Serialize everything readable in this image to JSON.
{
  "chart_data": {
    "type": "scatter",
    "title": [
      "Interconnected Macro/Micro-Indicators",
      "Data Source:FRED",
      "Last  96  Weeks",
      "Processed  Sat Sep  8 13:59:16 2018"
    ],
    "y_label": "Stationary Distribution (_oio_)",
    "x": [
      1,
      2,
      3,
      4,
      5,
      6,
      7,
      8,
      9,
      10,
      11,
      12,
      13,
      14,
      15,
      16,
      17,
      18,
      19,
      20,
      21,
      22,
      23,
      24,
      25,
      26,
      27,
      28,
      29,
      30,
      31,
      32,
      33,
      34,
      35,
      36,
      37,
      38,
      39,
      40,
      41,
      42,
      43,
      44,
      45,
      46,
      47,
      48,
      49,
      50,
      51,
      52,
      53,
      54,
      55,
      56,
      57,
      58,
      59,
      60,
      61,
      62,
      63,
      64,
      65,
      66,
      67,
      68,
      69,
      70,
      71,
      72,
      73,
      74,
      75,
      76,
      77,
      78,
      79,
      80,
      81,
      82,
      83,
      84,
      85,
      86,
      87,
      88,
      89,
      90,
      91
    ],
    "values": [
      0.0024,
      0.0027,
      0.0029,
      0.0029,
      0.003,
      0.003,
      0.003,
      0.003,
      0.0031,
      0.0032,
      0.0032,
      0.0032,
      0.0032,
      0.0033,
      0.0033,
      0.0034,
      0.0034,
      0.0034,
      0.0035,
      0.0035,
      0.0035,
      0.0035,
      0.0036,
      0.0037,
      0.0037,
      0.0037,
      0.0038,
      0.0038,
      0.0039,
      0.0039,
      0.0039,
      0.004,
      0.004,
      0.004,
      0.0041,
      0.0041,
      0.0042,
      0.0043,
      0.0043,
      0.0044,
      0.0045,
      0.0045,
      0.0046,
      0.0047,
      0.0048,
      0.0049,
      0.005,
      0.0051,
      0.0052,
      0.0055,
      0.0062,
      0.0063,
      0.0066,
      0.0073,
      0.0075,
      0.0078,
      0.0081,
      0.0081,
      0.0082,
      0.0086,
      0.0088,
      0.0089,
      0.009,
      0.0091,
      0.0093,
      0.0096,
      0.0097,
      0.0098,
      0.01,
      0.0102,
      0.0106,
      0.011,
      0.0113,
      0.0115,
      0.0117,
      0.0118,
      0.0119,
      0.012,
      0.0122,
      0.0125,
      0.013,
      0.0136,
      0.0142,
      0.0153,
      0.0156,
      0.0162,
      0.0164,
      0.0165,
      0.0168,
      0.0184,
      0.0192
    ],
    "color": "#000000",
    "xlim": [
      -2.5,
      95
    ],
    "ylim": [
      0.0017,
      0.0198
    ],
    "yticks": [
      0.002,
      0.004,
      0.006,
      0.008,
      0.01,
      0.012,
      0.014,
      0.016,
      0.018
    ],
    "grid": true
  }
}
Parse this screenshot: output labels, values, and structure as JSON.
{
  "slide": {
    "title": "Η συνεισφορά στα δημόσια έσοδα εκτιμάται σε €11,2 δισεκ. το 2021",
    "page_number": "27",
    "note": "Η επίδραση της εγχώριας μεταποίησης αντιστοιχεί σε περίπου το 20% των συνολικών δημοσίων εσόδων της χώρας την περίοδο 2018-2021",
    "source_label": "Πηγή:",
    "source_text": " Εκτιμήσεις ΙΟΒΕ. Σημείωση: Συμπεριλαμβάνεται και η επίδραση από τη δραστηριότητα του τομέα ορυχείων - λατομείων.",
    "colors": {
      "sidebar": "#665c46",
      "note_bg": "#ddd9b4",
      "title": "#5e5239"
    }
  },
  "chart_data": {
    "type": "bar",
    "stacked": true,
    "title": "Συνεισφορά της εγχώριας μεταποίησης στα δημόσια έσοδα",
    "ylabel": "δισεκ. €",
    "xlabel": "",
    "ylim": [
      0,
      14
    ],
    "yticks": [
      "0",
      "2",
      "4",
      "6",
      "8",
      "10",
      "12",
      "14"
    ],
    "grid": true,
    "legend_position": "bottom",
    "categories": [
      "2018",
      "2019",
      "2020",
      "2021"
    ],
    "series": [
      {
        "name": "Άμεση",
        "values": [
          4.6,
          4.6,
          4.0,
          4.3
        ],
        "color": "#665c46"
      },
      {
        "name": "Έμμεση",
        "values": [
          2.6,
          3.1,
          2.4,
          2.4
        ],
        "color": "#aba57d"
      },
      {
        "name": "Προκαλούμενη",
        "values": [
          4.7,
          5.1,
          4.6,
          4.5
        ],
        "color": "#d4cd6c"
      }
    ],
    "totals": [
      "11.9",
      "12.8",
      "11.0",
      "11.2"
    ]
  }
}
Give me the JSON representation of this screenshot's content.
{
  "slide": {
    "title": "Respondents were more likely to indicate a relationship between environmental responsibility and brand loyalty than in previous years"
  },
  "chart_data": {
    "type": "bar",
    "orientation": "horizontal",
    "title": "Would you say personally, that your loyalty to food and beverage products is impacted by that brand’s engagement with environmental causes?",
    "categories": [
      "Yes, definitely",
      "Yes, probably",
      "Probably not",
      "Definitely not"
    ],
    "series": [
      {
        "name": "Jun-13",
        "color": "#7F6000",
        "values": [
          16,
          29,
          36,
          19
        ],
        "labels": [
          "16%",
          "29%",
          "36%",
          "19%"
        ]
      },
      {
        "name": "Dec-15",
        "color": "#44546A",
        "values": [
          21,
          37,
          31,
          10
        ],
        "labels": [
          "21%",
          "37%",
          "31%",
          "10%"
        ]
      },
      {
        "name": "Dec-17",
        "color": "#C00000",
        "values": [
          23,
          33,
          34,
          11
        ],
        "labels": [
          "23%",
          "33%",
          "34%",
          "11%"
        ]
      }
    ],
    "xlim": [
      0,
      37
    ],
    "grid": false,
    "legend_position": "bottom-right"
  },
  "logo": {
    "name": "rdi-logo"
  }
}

◆ ◆ ◆

### Aim:
Write out the whole listing again. Match it word for word.

### Reply:
Serialize everything readable in this image to JSON.
{
  "chart_data": {
    "type": "scatter",
    "title": [
      "Interconnected Macro/Micro-Indicators",
      "Data Source:FRED",
      "Last  96  Weeks",
      "Processed  Sat Sep  8 13:59:16 2018"
    ],
    "y_label": "Stationary Distribution (_oio_)",
    "x": [
      1,
      2,
      3,
      4,
      5,
      6,
      7,
      8,
      9,
      10,
      11,
      12,
      13,
      14,
      15,
      16,
      17,
      18,
      19,
      20,
      21,
      22,
      23,
      24,
      25,
      26,
      27,
      28,
      29,
      30,
      31,
      32,
      33,
      34,
      35,
      36,
      37,
      38,
      39,
      40,
      41,
      42,
      43,
      44,
      45,
      46,
      47,
      48,
      49,
      50,
      51,
      52,
      53,
      54,
      55,
      56,
      57,
      58,
      59,
      60,
      61,
      62,
      63,
      64,
      65,
      66,
      67,
      68,
      69,
      70,
      71,
      72,
      73,
      74,
      75,
      76,
      77,
      78,
      79,
      80,
      81,
      82,
      83,
      84,
      85,
      86,
      87,
      88,
      89,
      90,
      91
    ],
    "values": [
      0.0024,
      0.0027,
      0.0029,
      0.0029,
      0.003,
      0.003,
      0.003,
      0.003,
      0.0031,
      0.0032,
      0.0032,
      0.0032,
      0.0032,
      0.0033,
      0.0033,
      0.0034,
      0.0034,
      0.0034,
      0.0035,
      0.0035,
      0.0035,
      0.0035,
      0.0036,
      0.0037,
      0.0037,
      0.0037,
      0.0038,
      0.0038,
      0.0039,
      0.0039,
      0.0039,
      0.004,
      0.004,
      0.004,
      0.0041,
      0.0041,
      0.0042,
      0.0043,
      0.0043,
      0.0044,
      0.0045,
      0.0045,
      0.0046,
      0.0047,
      0.0048,
      0.0049,
      0.005,
      0.0051,
      0.0052,
      0.0055,
      0.0062,
      0.0063,
      0.0066,
      0.0073,
      0.0075,
      0.0078,
      0.0081,
      0.0081,
      0.0082,
      0.0086,
      0.0088,
      0.0089,
      0.009,
      0.0091,
      0.0093,
      0.0096,
      0.0097,
      0.0098,
      0.01,
      0.0102,
      0.0106,
      0.011,
      0.0113,
      0.0115,
      0.0117,
      0.0118,
      0.0119,
      0.012,
      0.0122,
      0.0125,
      0.013,
      0.0136,
      0.0142,
      0.0153,
      0.0156,
      0.0162,
      0.0164,
      0.0165,
      0.0168,
      0.0184,
      0.0192
    ],
    "color": "#000000",
    "xlim": [
      -2.5,
      95
    ],
    "ylim": [
      0.0017,
      0.0198
    ],
    "yticks": [
      0.002,
      0.004,
      0.006,
      0.008,
      0.01,
      0.012,
      0.014,
      0.016,
      0.018
    ],
    "grid": true
  }
}
Parse this screenshot: output labels, values, and structure as JSON.
{
  "slide": {
    "title": "Η συνεισφορά στα δημόσια έσοδα εκτιμάται σε €11,2 δισεκ. το 2021",
    "page_number": "27",
    "note": "Η επίδραση της εγχώριας μεταποίησης αντιστοιχεί σε περίπου το 20% των συνολικών δημοσίων εσόδων της χώρας την περίοδο 2018-2021",
    "source_label": "Πηγή:",
    "source_text": " Εκτιμήσεις ΙΟΒΕ. Σημείωση: Συμπεριλαμβάνεται και η επίδραση από τη δραστηριότητα του τομέα ορυχείων - λατομείων.",
    "colors": {
      "sidebar": "#665c46",
      "note_bg": "#ddd9b4",
      "title": "#5e5239"
    }
  },
  "chart_data": {
    "type": "bar",
    "stacked": true,
    "title": "Συνεισφορά της εγχώριας μεταποίησης στα δημόσια έσοδα",
    "ylabel": "δισεκ. €",
    "xlabel": "",
    "ylim": [
      0,
      14
    ],
    "yticks": [
      "0",
      "2",
      "4",
      "6",
      "8",
      "10",
      "12",
      "14"
    ],
    "grid": true,
    "legend_position": "bottom",
    "categories": [
      "2018",
      "2019",
      "2020",
      "2021"
    ],
    "series": [
      {
        "name": "Άμεση",
        "values": [
          4.6,
          4.6,
          4.0,
          4.3
        ],
        "color": "#665c46"
      },
      {
        "name": "Έμμεση",
        "values": [
          2.6,
          3.1,
          2.4,
          2.4
        ],
        "color": "#aba57d"
      },
      {
        "name": "Προκαλούμενη",
        "values": [
          4.7,
          5.1,
          4.6,
          4.5
        ],
        "color": "#d4cd6c"
      }
    ],
    "totals": [
      "11.9",
      "12.8",
      "11.0",
      "11.2"
    ]
  }
}
Give me the JSON representation of this screenshot's content.
{
  "slide": {
    "title": "Respondents were more likely to indicate a relationship between environmental responsibility and brand loyalty than in previous years"
  },
  "chart_data": {
    "type": "bar",
    "orientation": "horizontal",
    "title": "Would you say personally, that your loyalty to food and beverage products is impacted by that brand’s engagement with environmental causes?",
    "categories": [
      "Yes, definitely",
      "Yes, probably",
      "Probably not",
      "Definitely not"
    ],
    "series": [
      {
        "name": "Jun-13",
        "color": "#7F6000",
        "values": [
          16,
          29,
          36,
          19
        ],
        "labels": [
          "16%",
          "29%",
          "36%",
          "19%"
        ]
      },
      {
        "name": "Dec-15",
        "color": "#44546A",
        "values": [
          21,
          37,
          31,
          10
        ],
        "labels": [
          "21%",
          "37%",
          "31%",
          "10%"
        ]
      },
      {
        "name": "Dec-17",
        "color": "#C00000",
        "values": [
          23,
          33,
          34,
          11
        ],
        "labels": [
          "23%",
          "33%",
          "34%",
          "11%"
        ]
      }
    ],
    "xlim": [
      0,
      37
    ],
    "grid": false,
    "legend_position": "bottom-right"
  },
  "logo": {
    "name": "rdi-logo"
  }
}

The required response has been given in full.